> **Task prompt**: Check each line of the records below and collect those holding "Mifcellanea".

** start Records for this exercise **

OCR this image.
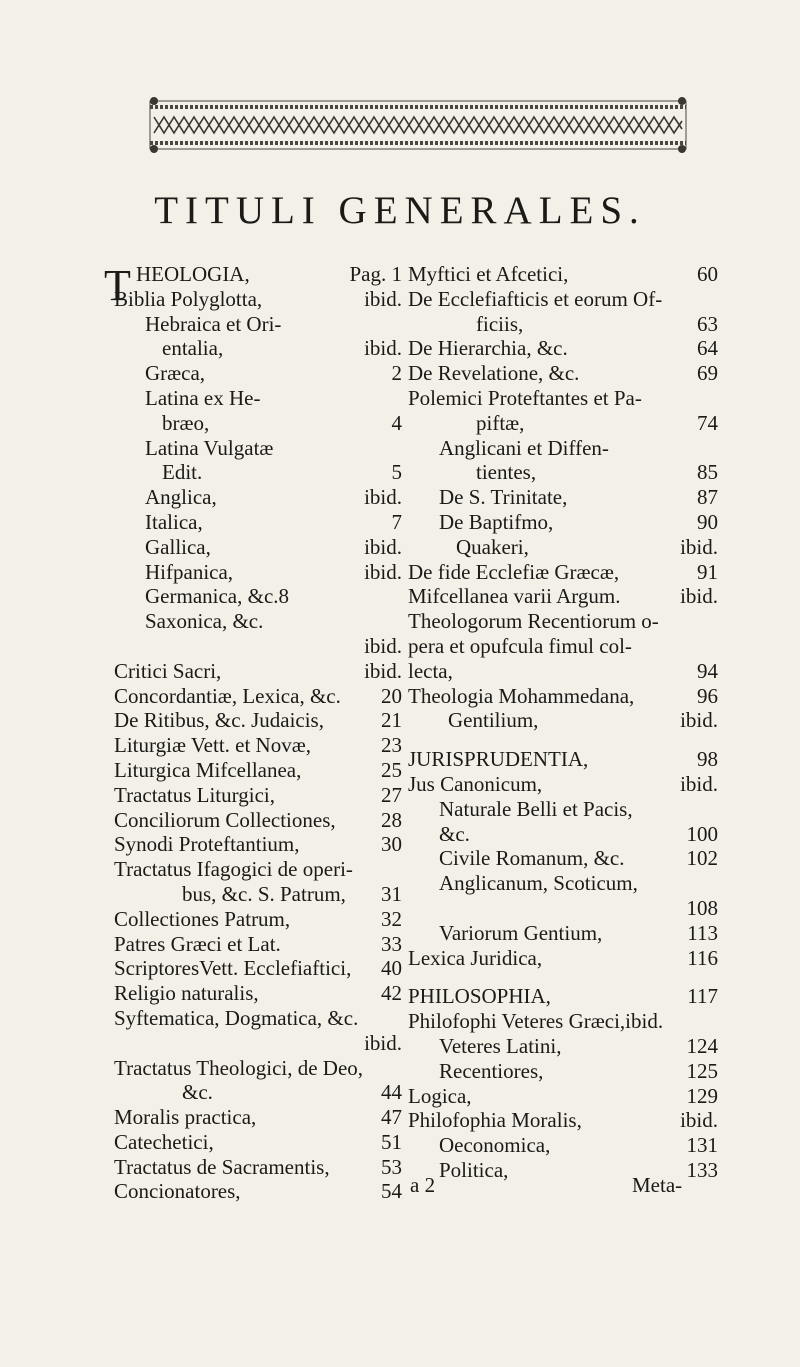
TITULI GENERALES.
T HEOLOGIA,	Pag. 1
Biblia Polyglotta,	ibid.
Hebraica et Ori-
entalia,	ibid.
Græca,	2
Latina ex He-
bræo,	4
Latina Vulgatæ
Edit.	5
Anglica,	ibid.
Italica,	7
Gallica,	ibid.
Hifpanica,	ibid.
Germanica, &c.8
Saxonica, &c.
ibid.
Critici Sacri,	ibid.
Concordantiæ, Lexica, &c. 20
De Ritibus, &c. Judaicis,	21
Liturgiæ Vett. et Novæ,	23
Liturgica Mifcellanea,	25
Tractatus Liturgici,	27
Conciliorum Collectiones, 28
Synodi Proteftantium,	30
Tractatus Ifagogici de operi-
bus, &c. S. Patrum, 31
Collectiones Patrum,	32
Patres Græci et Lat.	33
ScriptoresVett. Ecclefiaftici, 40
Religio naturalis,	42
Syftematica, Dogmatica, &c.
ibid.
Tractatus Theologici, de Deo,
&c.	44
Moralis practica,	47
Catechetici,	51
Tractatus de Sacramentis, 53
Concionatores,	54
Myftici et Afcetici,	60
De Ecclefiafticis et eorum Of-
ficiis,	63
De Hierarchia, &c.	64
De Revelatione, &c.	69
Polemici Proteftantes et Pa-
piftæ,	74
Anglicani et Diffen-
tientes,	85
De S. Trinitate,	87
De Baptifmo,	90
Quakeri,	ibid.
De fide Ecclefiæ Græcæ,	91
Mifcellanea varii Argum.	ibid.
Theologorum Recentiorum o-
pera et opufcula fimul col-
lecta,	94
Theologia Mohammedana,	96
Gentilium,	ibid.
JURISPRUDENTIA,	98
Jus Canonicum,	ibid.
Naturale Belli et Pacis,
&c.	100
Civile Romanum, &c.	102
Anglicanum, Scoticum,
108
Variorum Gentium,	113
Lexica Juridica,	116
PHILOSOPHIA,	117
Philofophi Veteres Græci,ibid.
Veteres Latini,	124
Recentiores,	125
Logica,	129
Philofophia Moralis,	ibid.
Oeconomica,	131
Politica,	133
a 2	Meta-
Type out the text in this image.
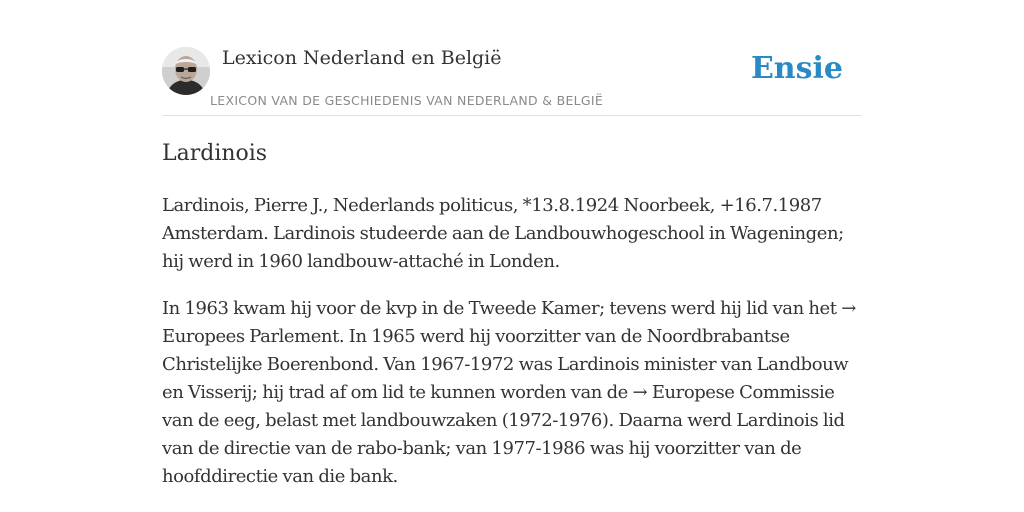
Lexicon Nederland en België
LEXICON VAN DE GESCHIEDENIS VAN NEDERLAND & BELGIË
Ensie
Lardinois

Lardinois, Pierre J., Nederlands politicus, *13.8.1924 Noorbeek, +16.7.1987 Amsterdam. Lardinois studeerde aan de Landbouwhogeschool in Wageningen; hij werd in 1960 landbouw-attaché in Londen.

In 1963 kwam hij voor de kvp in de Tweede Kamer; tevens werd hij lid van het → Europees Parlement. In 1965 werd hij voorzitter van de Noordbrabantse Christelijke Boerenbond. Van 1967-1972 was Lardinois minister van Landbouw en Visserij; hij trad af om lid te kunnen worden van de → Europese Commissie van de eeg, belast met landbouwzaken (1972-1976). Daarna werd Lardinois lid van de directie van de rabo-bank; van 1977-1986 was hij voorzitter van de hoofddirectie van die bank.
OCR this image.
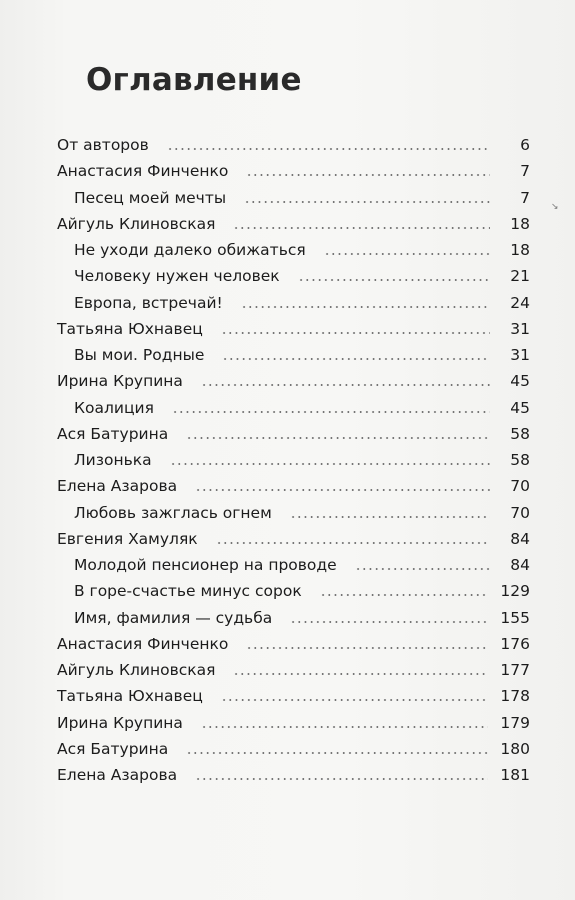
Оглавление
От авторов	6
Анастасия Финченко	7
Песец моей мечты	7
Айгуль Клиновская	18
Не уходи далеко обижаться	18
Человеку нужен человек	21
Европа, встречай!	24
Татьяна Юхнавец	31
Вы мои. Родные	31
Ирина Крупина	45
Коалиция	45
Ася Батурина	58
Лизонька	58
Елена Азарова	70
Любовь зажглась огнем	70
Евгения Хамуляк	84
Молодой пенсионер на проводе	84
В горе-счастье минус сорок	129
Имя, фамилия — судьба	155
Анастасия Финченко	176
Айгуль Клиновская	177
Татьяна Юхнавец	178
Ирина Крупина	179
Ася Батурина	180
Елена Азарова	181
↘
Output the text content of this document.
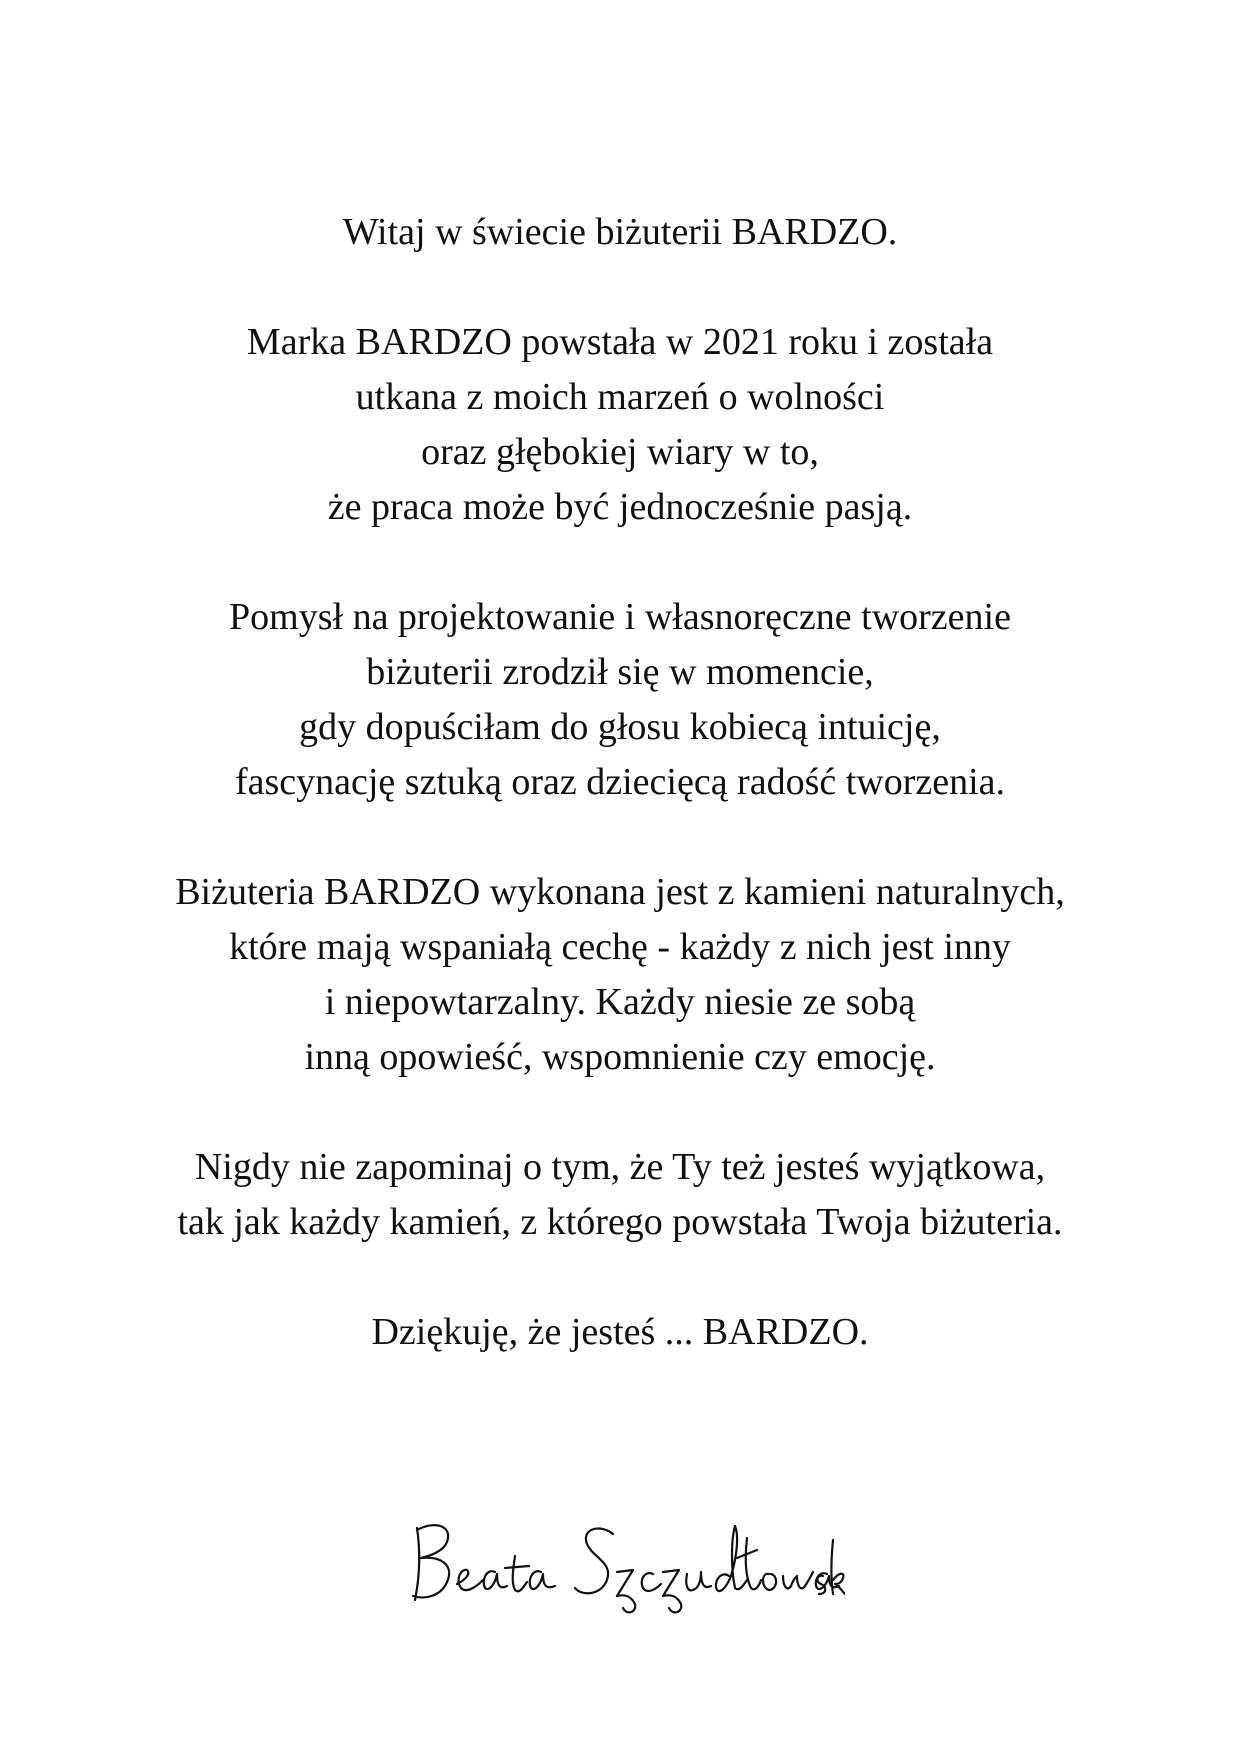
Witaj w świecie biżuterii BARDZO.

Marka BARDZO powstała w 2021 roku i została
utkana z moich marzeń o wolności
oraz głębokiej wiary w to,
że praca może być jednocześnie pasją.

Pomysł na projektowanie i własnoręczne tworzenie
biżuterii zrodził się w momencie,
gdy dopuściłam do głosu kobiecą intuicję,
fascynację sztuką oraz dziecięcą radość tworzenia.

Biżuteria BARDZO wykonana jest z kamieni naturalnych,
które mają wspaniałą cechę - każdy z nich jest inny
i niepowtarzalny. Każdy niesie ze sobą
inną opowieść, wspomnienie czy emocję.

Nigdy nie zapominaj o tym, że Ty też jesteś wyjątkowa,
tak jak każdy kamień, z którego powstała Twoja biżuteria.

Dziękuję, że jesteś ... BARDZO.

** end Records for this exercise **

> **Complete answer**:
Liturgica Mifcellanea,	25
Mifcellanea varii Argum.	ibid.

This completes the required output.